**Task**
List every line in the data below that contains the string "item", treating uppercase and lowercase as different.

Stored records
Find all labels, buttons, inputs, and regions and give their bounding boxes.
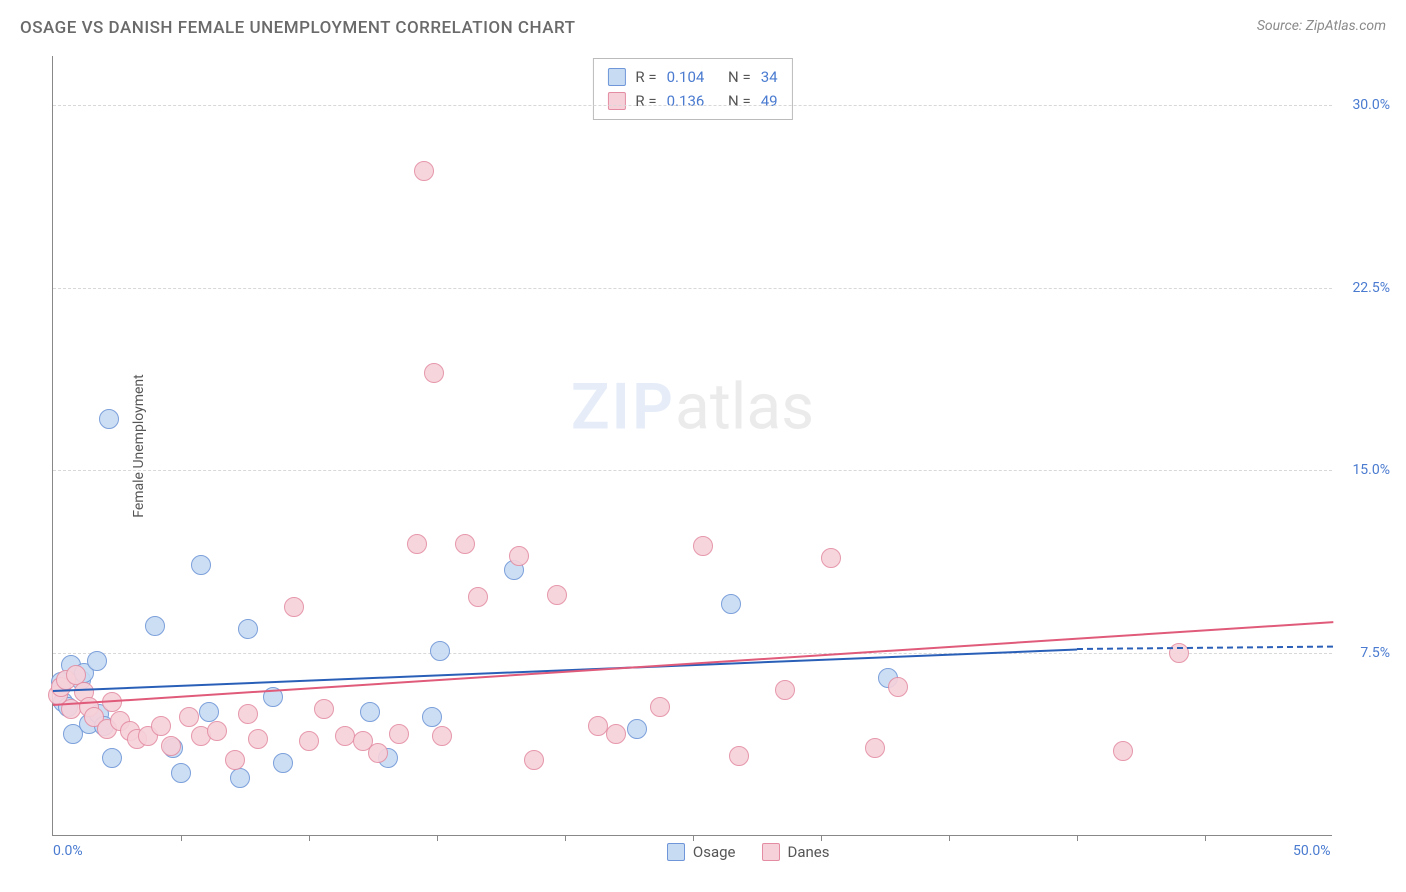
legend-item-osage: Osage (667, 843, 736, 861)
data-point (407, 534, 427, 554)
legend-label: Osage (693, 843, 736, 861)
watermark-bold: ZIP (571, 369, 675, 444)
data-point (524, 750, 544, 770)
legend-r-value: 0.104 (667, 65, 705, 89)
data-point (424, 363, 444, 383)
legend-r-label: R = (635, 65, 656, 89)
data-point (606, 724, 626, 744)
legend-swatch-danes (607, 92, 625, 110)
gridline (53, 653, 1332, 654)
x-minor-tick (949, 835, 950, 841)
data-point (87, 651, 107, 671)
data-point (230, 768, 250, 788)
trend-line (1077, 646, 1333, 650)
data-point (360, 702, 380, 722)
data-point (238, 704, 258, 724)
data-point (151, 716, 171, 736)
data-point (389, 724, 409, 744)
x-minor-tick (309, 835, 310, 841)
data-point (422, 707, 442, 727)
data-point (821, 548, 841, 568)
gridline (53, 288, 1332, 289)
source-label: Source: ZipAtlas.com (1257, 18, 1386, 34)
data-point (314, 699, 334, 719)
y-tick-label: 30.0% (1352, 97, 1390, 113)
legend-r-label: R = (635, 89, 656, 113)
data-point (179, 707, 199, 727)
legend-r-value: 0.136 (667, 89, 705, 113)
legend-bottom: Osage Danes (667, 843, 830, 861)
legend-swatch-danes (762, 843, 780, 861)
data-point (468, 587, 488, 607)
y-tick-label: 7.5% (1360, 645, 1390, 661)
legend-row: R = 0.104 N = 34 (607, 65, 777, 89)
data-point (729, 746, 749, 766)
data-point (335, 726, 355, 746)
legend-top: R = 0.104 N = 34 R = 0.136 N = 49 (592, 58, 792, 120)
data-point (775, 680, 795, 700)
y-tick-label: 15.0% (1352, 462, 1390, 478)
watermark-rest: atlas (675, 369, 814, 444)
x-tick-label: 50.0% (1293, 843, 1331, 859)
data-point (414, 161, 434, 181)
data-point (650, 697, 670, 717)
data-point (171, 763, 191, 783)
legend-label: Danes (788, 843, 830, 861)
data-point (430, 641, 450, 661)
data-point (238, 619, 258, 639)
x-tick-label: 0.0% (53, 843, 83, 859)
data-point (1113, 741, 1133, 761)
data-point (225, 750, 245, 770)
watermark: ZIPatlas (571, 369, 814, 444)
data-point (248, 729, 268, 749)
legend-n-label: N = (728, 65, 751, 89)
x-minor-tick (1077, 835, 1078, 841)
data-point (273, 753, 293, 773)
data-point (509, 546, 529, 566)
data-point (721, 594, 741, 614)
y-axis-label: Female Unemployment (131, 374, 147, 518)
legend-n-value: 49 (761, 89, 778, 113)
y-tick-label: 22.5% (1352, 280, 1390, 296)
legend-n-value: 34 (761, 65, 778, 89)
data-point (207, 721, 227, 741)
x-minor-tick (1205, 835, 1206, 841)
data-point (432, 726, 452, 746)
data-point (627, 719, 647, 739)
data-point (299, 731, 319, 751)
data-point (693, 536, 713, 556)
chart-container: OSAGE VS DANISH FEMALE UNEMPLOYMENT CORR… (0, 0, 1406, 892)
gridline (53, 105, 1332, 106)
gridline (53, 470, 1332, 471)
legend-swatch-osage (607, 68, 625, 86)
data-point (888, 677, 908, 697)
data-point (547, 585, 567, 605)
data-point (284, 597, 304, 617)
data-point (865, 738, 885, 758)
plot-area: Female Unemployment ZIPatlas R = 0.104 N… (52, 56, 1332, 836)
data-point (145, 616, 165, 636)
legend-item-danes: Danes (762, 843, 830, 861)
data-point (199, 702, 219, 722)
data-point (99, 409, 119, 429)
data-point (368, 743, 388, 763)
data-point (455, 534, 475, 554)
legend-row: R = 0.136 N = 49 (607, 89, 777, 113)
x-minor-tick (181, 835, 182, 841)
data-point (191, 555, 211, 575)
legend-n-label: N = (728, 89, 751, 113)
data-point (161, 736, 181, 756)
x-minor-tick (565, 835, 566, 841)
data-point (102, 748, 122, 768)
x-minor-tick (693, 835, 694, 841)
chart-title: OSAGE VS DANISH FEMALE UNEMPLOYMENT CORR… (20, 18, 575, 38)
legend-swatch-osage (667, 843, 685, 861)
x-minor-tick (437, 835, 438, 841)
x-minor-tick (821, 835, 822, 841)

**Task response**
legend-item-osage: Osage (667, 843, 736, 861)
legend-item-danes: Danes (762, 843, 830, 861)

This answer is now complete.